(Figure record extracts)
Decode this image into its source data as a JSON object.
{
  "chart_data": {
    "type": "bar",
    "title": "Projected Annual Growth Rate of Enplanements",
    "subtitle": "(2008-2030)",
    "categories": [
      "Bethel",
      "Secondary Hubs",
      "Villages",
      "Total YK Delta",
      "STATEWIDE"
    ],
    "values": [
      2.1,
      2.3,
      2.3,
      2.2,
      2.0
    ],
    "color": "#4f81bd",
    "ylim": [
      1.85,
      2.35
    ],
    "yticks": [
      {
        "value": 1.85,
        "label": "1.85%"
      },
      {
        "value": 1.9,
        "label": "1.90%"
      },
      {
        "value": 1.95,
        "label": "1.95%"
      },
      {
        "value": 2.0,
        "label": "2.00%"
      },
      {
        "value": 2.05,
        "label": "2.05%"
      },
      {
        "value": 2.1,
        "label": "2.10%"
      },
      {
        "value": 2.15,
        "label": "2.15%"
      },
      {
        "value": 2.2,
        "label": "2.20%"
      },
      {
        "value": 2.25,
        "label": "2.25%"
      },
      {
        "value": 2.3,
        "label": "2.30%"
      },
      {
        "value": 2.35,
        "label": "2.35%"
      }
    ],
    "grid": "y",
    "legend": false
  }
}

# DIRECTIONS
Transcribe each entry exactly.

# WRITTEN ANSWER
Decode this image into its source data as a JSON object.
{
  "chart_data": {
    "type": "bar",
    "title": "Projected Annual Growth Rate of Enplanements",
    "subtitle": "(2008-2030)",
    "categories": [
      "Bethel",
      "Secondary Hubs",
      "Villages",
      "Total YK Delta",
      "STATEWIDE"
    ],
    "values": [
      2.1,
      2.3,
      2.3,
      2.2,
      2.0
    ],
    "color": "#4f81bd",
    "ylim": [
      1.85,
      2.35
    ],
    "yticks": [
      {
        "value": 1.85,
        "label": "1.85%"
      },
      {
        "value": 1.9,
        "label": "1.90%"
      },
      {
        "value": 1.95,
        "label": "1.95%"
      },
      {
        "value": 2.0,
        "label": "2.00%"
      },
      {
        "value": 2.05,
        "label": "2.05%"
      },
      {
        "value": 2.1,
        "label": "2.10%"
      },
      {
        "value": 2.15,
        "label": "2.15%"
      },
      {
        "value": 2.2,
        "label": "2.20%"
      },
      {
        "value": 2.25,
        "label": "2.25%"
      },
      {
        "value": 2.3,
        "label": "2.30%"
      },
      {
        "value": 2.35,
        "label": "2.35%"
      }
    ],
    "grid": "y",
    "legend": false
  }
}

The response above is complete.